**Stored dataset items**:
'''
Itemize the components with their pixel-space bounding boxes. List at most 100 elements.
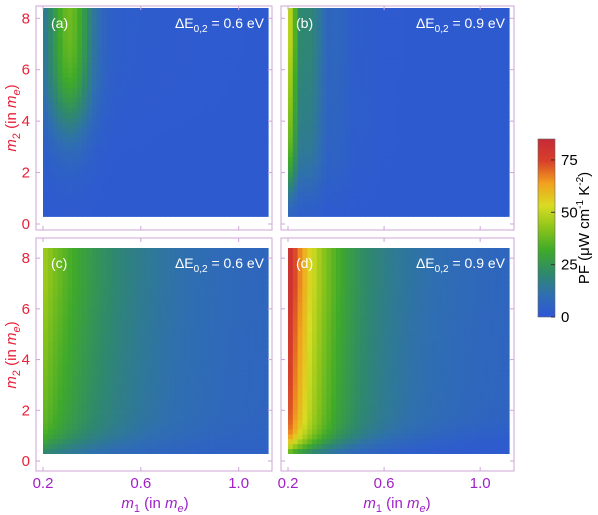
heatmap-cell	[121, 257, 127, 264]
heatmap-cell	[238, 77, 245, 83]
heatmap-cell	[470, 131, 476, 138]
heatmap-cell	[494, 17, 500, 24]
heatmap-cell	[374, 176, 380, 183]
heatmap-cell	[96, 47, 103, 54]
heatmap-cell	[140, 389, 147, 396]
heatmap-cell	[67, 62, 73, 69]
heatmap-cell	[398, 117, 404, 123]
heatmap-cell	[96, 32, 103, 39]
heatmap-cell	[302, 191, 308, 198]
heatmap-cell	[456, 42, 462, 49]
heatmap-cell	[374, 97, 380, 103]
heatmap-cell	[165, 127, 171, 133]
heatmap-cell	[204, 37, 210, 44]
heatmap-cell	[355, 156, 361, 163]
heatmap-cell	[77, 112, 83, 118]
heatmap-cell	[121, 171, 127, 178]
heatmap-cell	[145, 191, 152, 198]
heatmap-cell	[52, 32, 59, 39]
heatmap-cell	[57, 404, 64, 410]
heatmap-cell	[288, 92, 294, 98]
heatmap-cell	[369, 102, 376, 108]
heatmap-cell	[219, 77, 225, 83]
heatmap-cell	[87, 27, 93, 34]
heatmap-cell	[408, 122, 414, 128]
heatmap-cell	[403, 122, 409, 128]
heatmap-cell	[72, 62, 78, 69]
heatmap-cell	[155, 424, 161, 430]
heatmap-cell	[82, 122, 88, 128]
heatmap-cell	[145, 424, 152, 430]
heatmap-cell	[52, 107, 59, 113]
heatmap-cell	[57, 42, 64, 49]
heatmap-cell	[350, 146, 356, 153]
heatmap-cell	[336, 171, 342, 178]
heatmap-cell	[43, 156, 49, 163]
heatmap-cell	[101, 42, 108, 49]
heatmap-cell	[116, 166, 122, 173]
heatmap-cell	[403, 127, 409, 133]
heatmap-cell	[355, 131, 361, 138]
heatmap-cell	[398, 47, 404, 54]
heatmap-cell	[67, 22, 73, 29]
heatmap-cell	[96, 419, 103, 425]
heatmap-cell	[116, 438, 122, 445]
heatmap-cell	[189, 87, 196, 93]
heatmap-cell	[302, 151, 308, 158]
heatmap-cell	[223, 146, 230, 153]
heatmap-cell	[484, 87, 491, 93]
heatmap-cell	[364, 67, 371, 74]
heatmap-cell	[87, 156, 93, 163]
heatmap-cell	[96, 136, 103, 143]
heatmap-cell	[189, 102, 196, 108]
heatmap-cell	[446, 161, 452, 168]
heatmap-cell	[475, 8, 481, 14]
heatmap-cell	[316, 141, 323, 148]
heatmap-cell	[126, 252, 132, 259]
heatmap-cell	[43, 399, 49, 406]
heatmap-cell	[165, 321, 171, 327]
heatmap-cell	[253, 136, 259, 143]
heatmap-cell	[87, 282, 93, 288]
heatmap-cell	[62, 141, 69, 148]
heatmap-cell	[170, 122, 176, 128]
heatmap-cell	[219, 92, 225, 98]
heatmap-cell	[336, 156, 342, 163]
heatmap-cell	[111, 443, 117, 450]
heatmap-cell	[336, 181, 342, 188]
heatmap-cell	[223, 196, 230, 203]
heatmap-cell	[470, 201, 476, 207]
heatmap-cell	[326, 181, 332, 188]
heatmap-cell	[194, 122, 201, 128]
heatmap-cell	[408, 127, 414, 133]
heatmap-cell	[96, 448, 103, 454]
heatmap-cell	[106, 27, 113, 34]
heatmap-cell	[258, 141, 264, 148]
heatmap-cell	[72, 47, 78, 54]
heatmap-cell	[189, 146, 196, 153]
heatmap-cell	[470, 102, 476, 108]
heatmap-cell	[451, 186, 457, 193]
heatmap-cell	[456, 52, 462, 59]
heatmap-cell	[111, 370, 117, 376]
heatmap-cell	[228, 107, 235, 113]
heatmap-cell	[155, 127, 161, 133]
heatmap-cell	[106, 336, 113, 342]
heatmap-cell	[160, 8, 166, 14]
heatmap-cell	[412, 12, 419, 19]
heatmap-cell	[155, 409, 161, 415]
heatmap-cell	[72, 136, 78, 143]
heatmap-cell	[292, 102, 299, 108]
heatmap-cell	[209, 77, 215, 83]
heatmap-cell	[312, 8, 318, 14]
heatmap-cell	[489, 151, 496, 158]
heatmap-cell	[456, 151, 462, 158]
heatmap-cell	[96, 102, 103, 108]
heatmap-cell	[160, 77, 166, 83]
heatmap-cell	[43, 282, 49, 288]
heatmap-cell	[258, 176, 264, 183]
heatmap-cell	[165, 438, 171, 445]
heatmap-cell	[297, 112, 304, 118]
heatmap-cell	[238, 136, 245, 143]
heatmap-cell	[412, 156, 419, 163]
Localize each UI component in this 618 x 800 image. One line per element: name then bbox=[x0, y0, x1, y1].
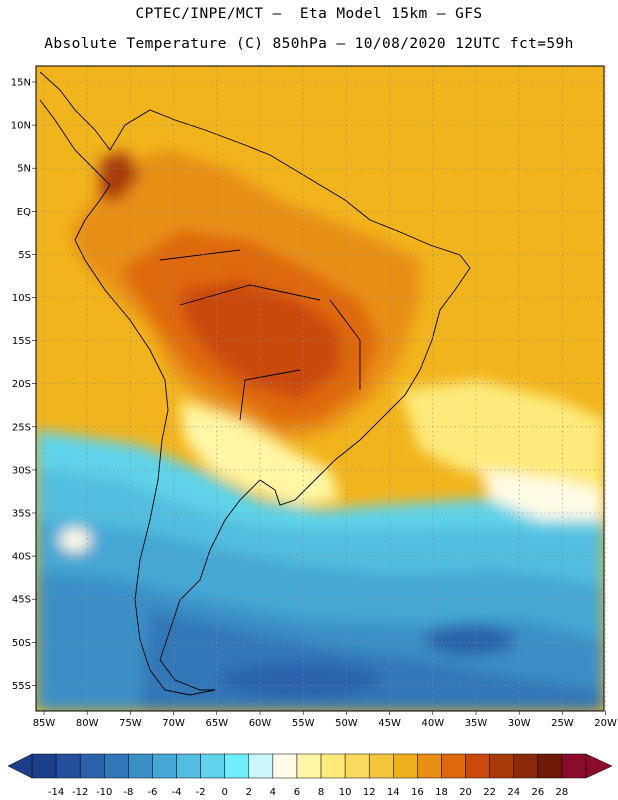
map-title: CPTEC/INPE/MCT – Eta Model 15km – GFS bbox=[135, 6, 483, 22]
colorbar-swatch bbox=[296, 753, 322, 779]
lon-label: 55W bbox=[292, 718, 315, 729]
lat-label: 25S bbox=[12, 422, 31, 433]
colorbar-tick-label: -2 bbox=[196, 787, 206, 798]
colorbar-tick-label: 28 bbox=[556, 787, 569, 798]
lat-label: 15N bbox=[11, 78, 31, 89]
colorbar-swatch bbox=[417, 753, 442, 779]
colorbar-swatch bbox=[248, 753, 274, 779]
colorbar-swatch bbox=[55, 753, 81, 779]
colorbar-tick-label: 20 bbox=[459, 787, 472, 798]
colorbar-tick-label: 6 bbox=[294, 787, 300, 798]
lat-label: EQ bbox=[17, 207, 31, 218]
colorbar-tick-label: 26 bbox=[531, 787, 544, 798]
lon-label: 30W bbox=[508, 718, 531, 729]
colorbar-swatch bbox=[128, 753, 153, 779]
lat-label: 5S bbox=[18, 250, 31, 261]
temperature-field bbox=[36, 66, 604, 711]
colorbar-tick-label: 18 bbox=[435, 787, 448, 798]
colorbar-tick-label: 2 bbox=[246, 787, 252, 798]
colorbar-swatch bbox=[393, 753, 418, 779]
colorbar-swatch bbox=[224, 753, 250, 779]
map-frame bbox=[35, 65, 605, 712]
lat-label: 35S bbox=[12, 509, 31, 520]
colorbar-swatch bbox=[465, 753, 490, 779]
colorbar-swatch bbox=[344, 753, 370, 779]
colorbar-swatch bbox=[79, 753, 105, 779]
colorbar-swatch bbox=[537, 753, 563, 779]
colorbar-swatch bbox=[152, 753, 177, 779]
colorbar-tick-label: -6 bbox=[147, 787, 157, 798]
lat-label: 10S bbox=[12, 293, 31, 304]
colorbar-tick-label: 0 bbox=[222, 787, 228, 798]
lat-label: 30S bbox=[12, 465, 31, 476]
lat-label: 50S bbox=[12, 638, 31, 649]
colorbar-swatch bbox=[320, 753, 346, 779]
lat-label: 40S bbox=[12, 552, 31, 563]
colorbar-tick-label: 24 bbox=[507, 787, 520, 798]
colorbar-tick-label: 8 bbox=[318, 787, 324, 798]
latitude-labels: 15N 10N 5N EQ 5S 10S 15S 20S 25S 30S 35S 40S 45S 50S 5… bbox=[11, 78, 31, 692]
colorbar-swatch bbox=[368, 753, 394, 779]
colorbar-swatch bbox=[561, 753, 587, 779]
colorbar-tick-label: 16 bbox=[411, 787, 424, 798]
colorbar-swatch bbox=[176, 753, 201, 779]
lat-label: 5N bbox=[17, 164, 31, 175]
lon-label: 65W bbox=[205, 718, 228, 729]
map-grid bbox=[32, 66, 606, 715]
lon-label: 80W bbox=[76, 718, 99, 729]
colorbar-swatch bbox=[104, 753, 129, 779]
colorbar-tick-label: -10 bbox=[96, 787, 112, 798]
colorbar-tick-label: 12 bbox=[363, 787, 376, 798]
lat-label: 55S bbox=[12, 681, 31, 692]
colorbar-swatch bbox=[441, 753, 466, 779]
colorbar-tick-label: 4 bbox=[270, 787, 276, 798]
lon-label: 50W bbox=[335, 718, 358, 729]
lon-label: 60W bbox=[249, 718, 272, 729]
colorbar: -14 -12 -10 -8 -6 -4 -2 0 2 4 6 8 10 12 14 16 18 20 22 24 26… bbox=[7, 753, 613, 798]
lon-label: 35W bbox=[465, 718, 488, 729]
colorbar-tick-label: -4 bbox=[172, 787, 182, 798]
colorbar-tick-label: -14 bbox=[48, 787, 64, 798]
colorbar-swatch bbox=[489, 753, 514, 779]
lon-label: 70W bbox=[162, 718, 185, 729]
colorbar-tick-label: -8 bbox=[123, 787, 133, 798]
colorbar-tick-label: -12 bbox=[72, 787, 88, 798]
colorbar-tick-label: 10 bbox=[339, 787, 352, 798]
colorbar-arrow-low bbox=[7, 753, 33, 779]
colorbar-swatch bbox=[200, 753, 225, 779]
colorbar-arrow-high bbox=[585, 753, 613, 779]
longitude-labels: 85W 80W 75W 70W 65W 60W 55W 50W 45W 40W 35W 30W 25W 2… bbox=[33, 718, 617, 729]
colorbar-swatch bbox=[513, 753, 539, 779]
lat-label: 15S bbox=[12, 336, 31, 347]
lon-label: 40W bbox=[421, 718, 444, 729]
lon-label: 20W bbox=[594, 718, 617, 729]
lon-label: 75W bbox=[119, 718, 142, 729]
lat-label: 45S bbox=[12, 595, 31, 606]
coastline bbox=[39, 71, 471, 696]
lon-label: 45W bbox=[378, 718, 401, 729]
lat-label: 10N bbox=[11, 121, 31, 132]
lat-label: 20S bbox=[12, 379, 31, 390]
lon-label: 25W bbox=[551, 718, 574, 729]
colorbar-tick-label: 14 bbox=[387, 787, 400, 798]
colorbar-swatch bbox=[31, 753, 57, 779]
map-subtitle: Absolute Temperature (C) 850hPa – 10/08/… bbox=[44, 36, 574, 52]
colorbar-swatch bbox=[272, 753, 298, 779]
lon-label: 85W bbox=[33, 718, 56, 729]
colorbar-tick-label: 22 bbox=[483, 787, 496, 798]
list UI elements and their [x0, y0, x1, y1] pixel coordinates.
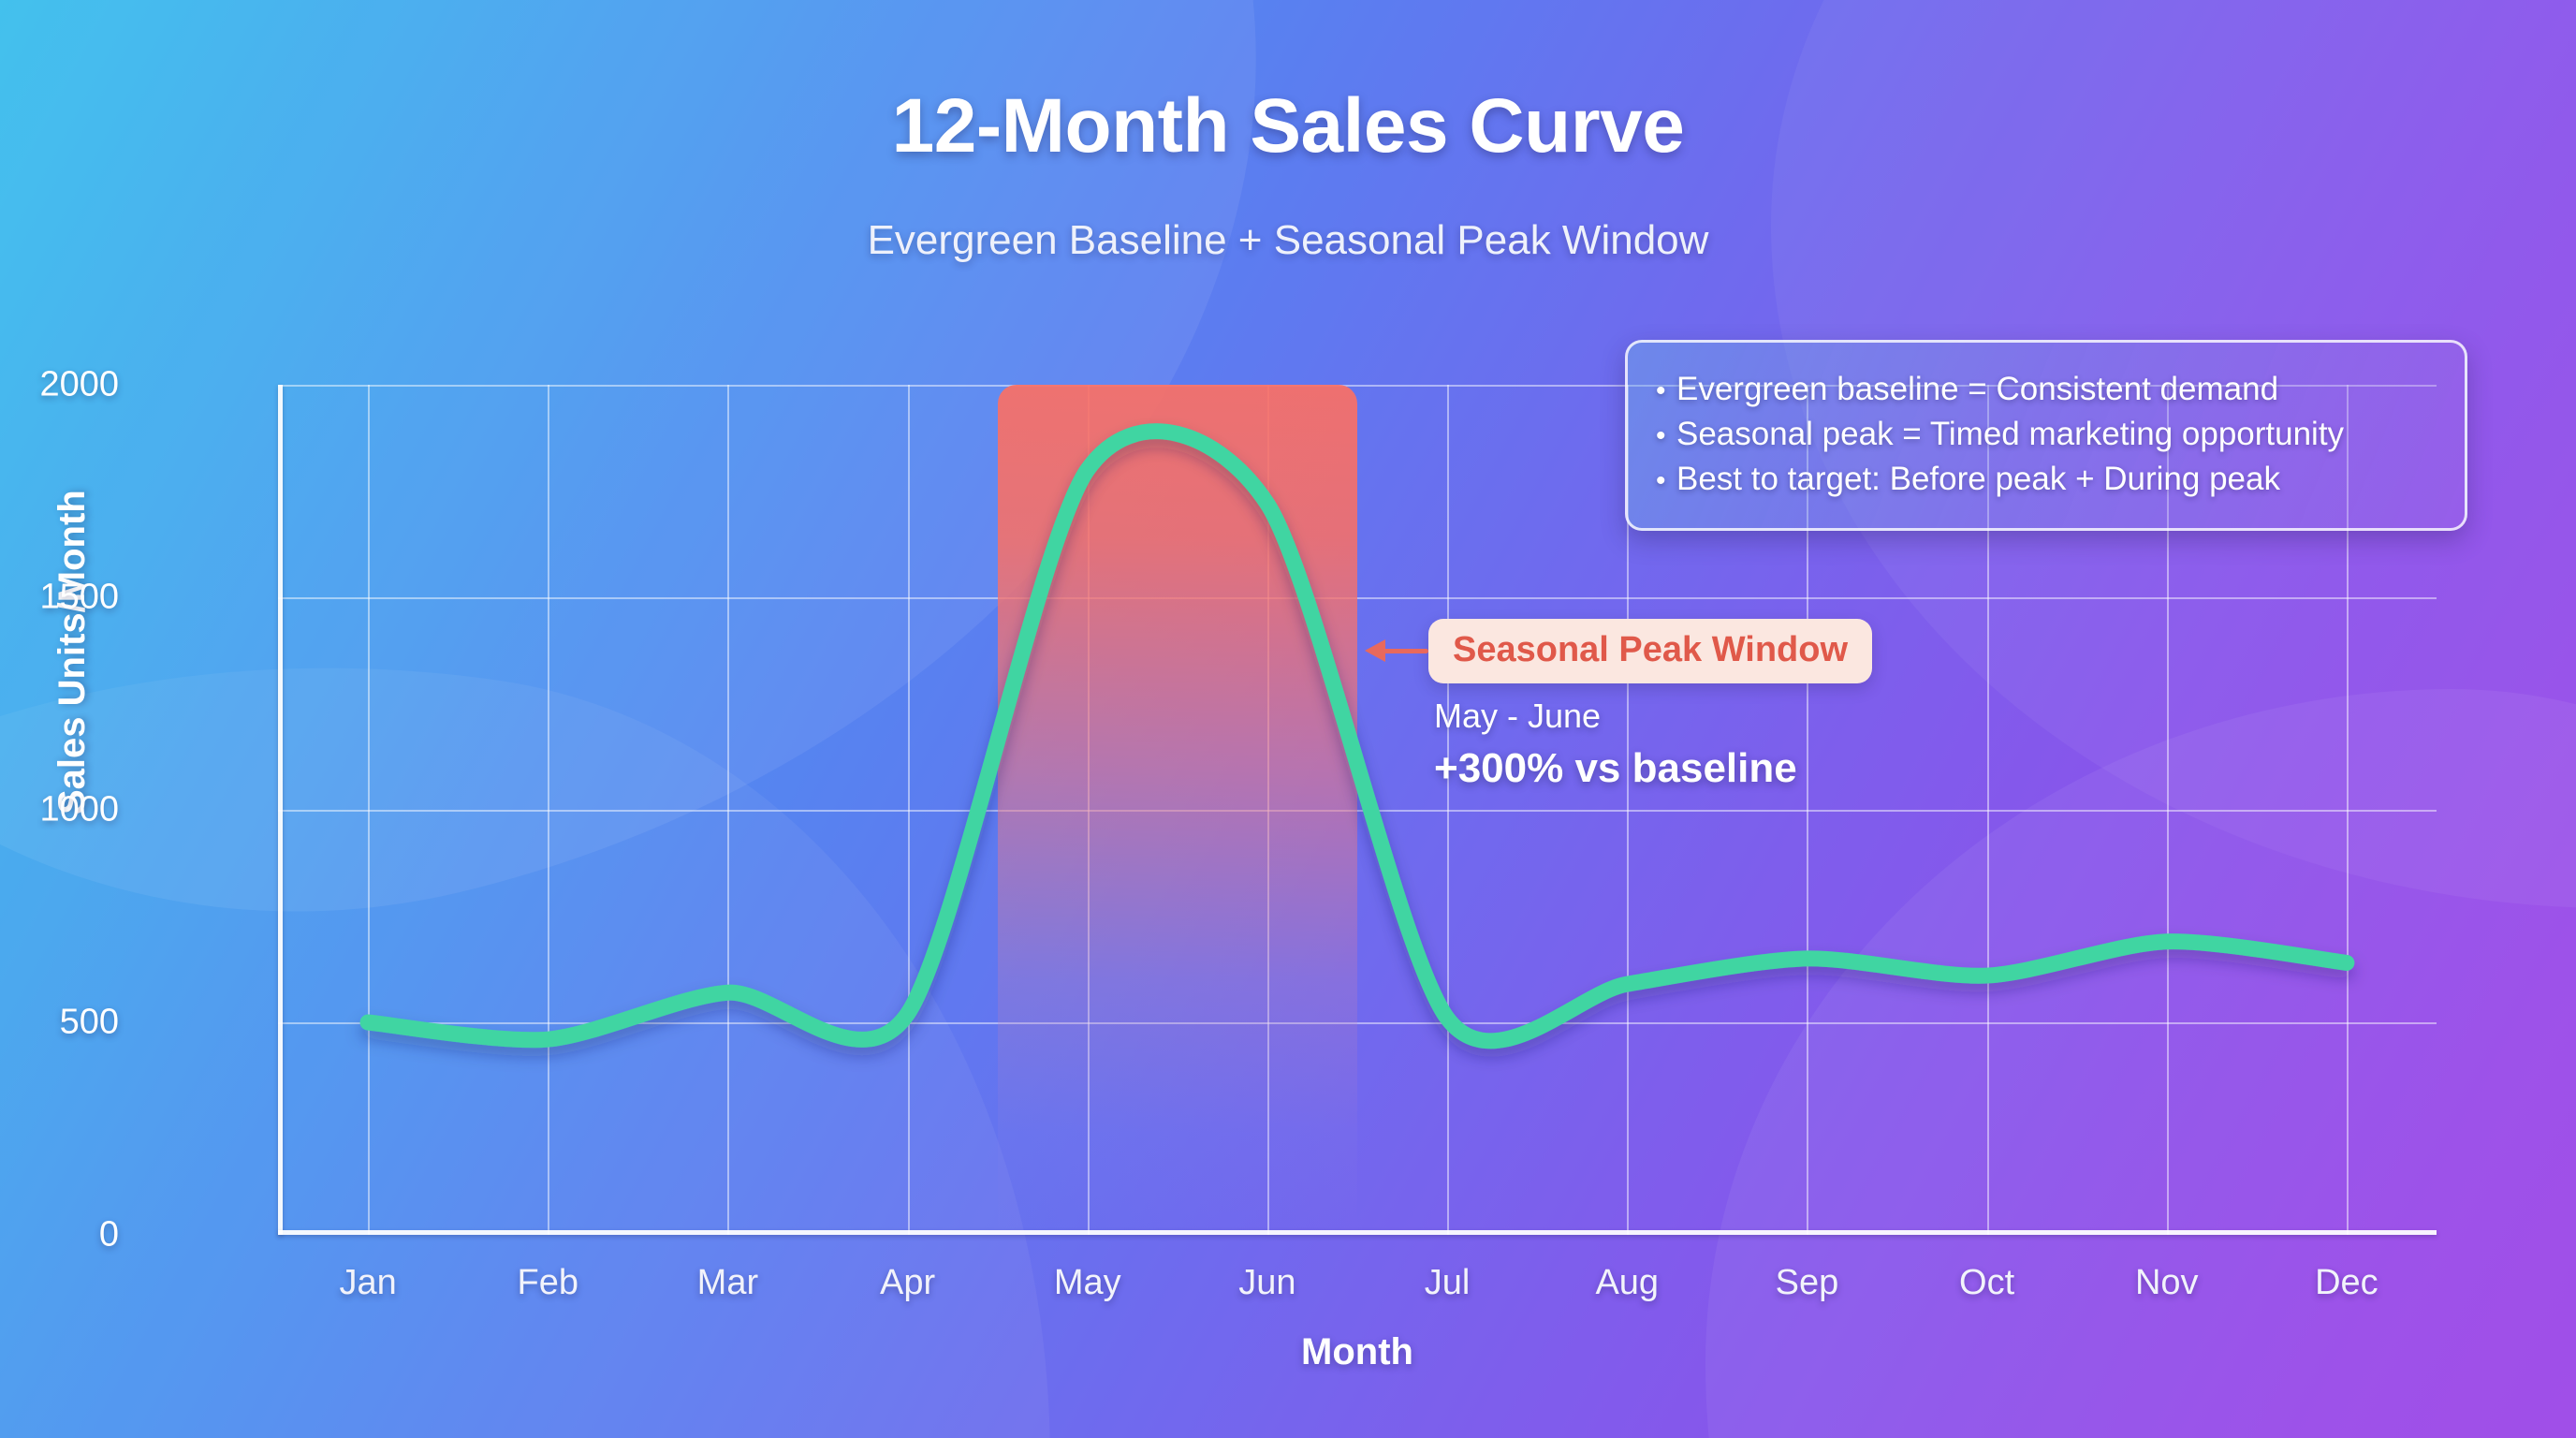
chart-title: 12-Month Sales Curve: [891, 83, 1685, 169]
gridline-horizontal: [278, 810, 2437, 812]
insight-label: Evergreen baseline = Consistent demand: [1676, 371, 2279, 407]
peak-range: May - June: [1434, 697, 1602, 735]
x-axis-label: Month: [1301, 1331, 1413, 1372]
y-tick-label: 1500: [39, 577, 119, 617]
y-tick-label: 500: [59, 1002, 119, 1042]
x-tick-label: Jun: [1238, 1263, 1296, 1302]
gridline-vertical: [907, 385, 910, 1235]
y-tick-label: 0: [98, 1214, 119, 1255]
gridline-vertical: [1807, 385, 1809, 1235]
x-tick-label: Sep: [1775, 1263, 1839, 1302]
callout-header-row: Seasonal Peak Window: [1365, 618, 1983, 683]
x-tick-label: Jan: [339, 1263, 397, 1302]
x-tick-label: Feb: [517, 1263, 578, 1302]
peak-lift: +300% vs baseline: [1434, 745, 1797, 791]
gridline-vertical: [1627, 385, 1630, 1235]
gridline-horizontal: [278, 597, 2437, 599]
gridline-vertical: [727, 385, 730, 1235]
x-tick-label: Oct: [1959, 1263, 2015, 1302]
x-axis-line: [278, 1230, 2437, 1235]
gridline-vertical: [548, 385, 550, 1235]
x-tick-label: May: [1053, 1263, 1121, 1302]
insight-item: • Best to target: Before peak + During pe…: [1656, 457, 2437, 502]
bullet-icon: •: [1656, 420, 1666, 451]
y-tick-label: 2000: [39, 364, 119, 404]
peak-callout: Seasonal Peak Window May - June +300% vs…: [1365, 618, 1983, 792]
gridline-vertical: [1447, 385, 1450, 1235]
gridline-horizontal: [278, 385, 2437, 387]
gridline-vertical: [2166, 385, 2169, 1235]
gridline-horizontal: [278, 1022, 2437, 1024]
insight-item: • Seasonal peak = Timed marketing opportu…: [1656, 412, 2437, 457]
arrow-left-icon: [1365, 637, 1428, 665]
insight-label: Seasonal peak = Timed marketing opportun…: [1676, 416, 2345, 452]
x-tick-label: Mar: [696, 1263, 759, 1302]
insight-label: Best to target: Before peak + During pea…: [1676, 461, 2280, 497]
gridline-vertical: [368, 385, 371, 1235]
insight-item: • Evergreen baseline = Consistent demand: [1656, 367, 2437, 412]
bullet-icon: •: [1656, 375, 1666, 406]
sales-line-series: [359, 423, 2355, 1049]
y-axis-line: [278, 385, 283, 1235]
x-tick-label: Aug: [1595, 1263, 1660, 1302]
x-tick-label: Jul: [1424, 1263, 1471, 1302]
gridline-vertical: [1986, 385, 1989, 1235]
chart-subtitle: Evergreen Baseline + Seasonal Peak Windo…: [867, 217, 1709, 263]
x-tick-label: Dec: [2315, 1263, 2378, 1302]
bullet-icon: •: [1656, 465, 1666, 496]
insights-panel: • Evergreen baseline = Consistent demand •…: [1625, 340, 2467, 531]
gridline-vertical: [2346, 385, 2349, 1235]
x-tick-label: Nov: [2134, 1263, 2199, 1302]
peak-badge: Seasonal Peak Window: [1428, 618, 1873, 683]
plot-area: [278, 385, 2437, 1235]
y-axis-label: Sales Units/Month: [51, 490, 93, 814]
x-tick-label: Apr: [880, 1263, 936, 1302]
y-tick-label: 1000: [39, 789, 119, 829]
'''
**Direction**: Update the part of the items that opens with the line containing "chart-title: 12-Month Sales" and closes with the line containing "gridline-vertical: [2166, 385, 2169, 1235]" by replacing "x-tick-label" with "month-tick-label" and keeping all else unchanged. Return only those lines.

**Task response**:
chart-title: 12-Month Sales Curve: [891, 83, 1685, 169]
gridline-horizontal: [278, 810, 2437, 812]
insight-label: Evergreen baseline = Consistent demand: [1676, 371, 2279, 407]
peak-range: May - June: [1434, 697, 1602, 735]
x-axis-label: Month: [1301, 1331, 1413, 1372]
y-tick-label: 1500: [39, 577, 119, 617]
y-tick-label: 500: [59, 1002, 119, 1042]
month-tick-label: Jun: [1238, 1263, 1296, 1302]
gridline-vertical: [907, 385, 910, 1235]
y-tick-label: 0: [98, 1214, 119, 1255]
gridline-vertical: [1807, 385, 1809, 1235]
month-tick-label: Sep: [1775, 1263, 1839, 1302]
callout-header-row: Seasonal Peak Window: [1365, 618, 1983, 683]
month-tick-label: Jan: [339, 1263, 397, 1302]
month-tick-label: Feb: [517, 1263, 578, 1302]
peak-lift: +300% vs baseline: [1434, 745, 1797, 791]
gridline-vertical: [1627, 385, 1630, 1235]
gridline-horizontal: [278, 597, 2437, 599]
gridline-vertical: [727, 385, 730, 1235]
month-tick-label: Oct: [1959, 1263, 2015, 1302]
x-axis-line: [278, 1230, 2437, 1235]
gridline-vertical: [548, 385, 550, 1235]
month-tick-label: May: [1053, 1263, 1121, 1302]
insight-item: • Best to target: Before peak + During pe…: [1656, 457, 2437, 502]
bullet-icon: •: [1656, 420, 1666, 451]
y-tick-label: 2000: [39, 364, 119, 404]
peak-callout: Seasonal Peak Window May - June +300% vs…: [1365, 618, 1983, 792]
gridline-vertical: [1447, 385, 1450, 1235]
gridline-horizontal: [278, 385, 2437, 387]
gridline-vertical: [2166, 385, 2169, 1235]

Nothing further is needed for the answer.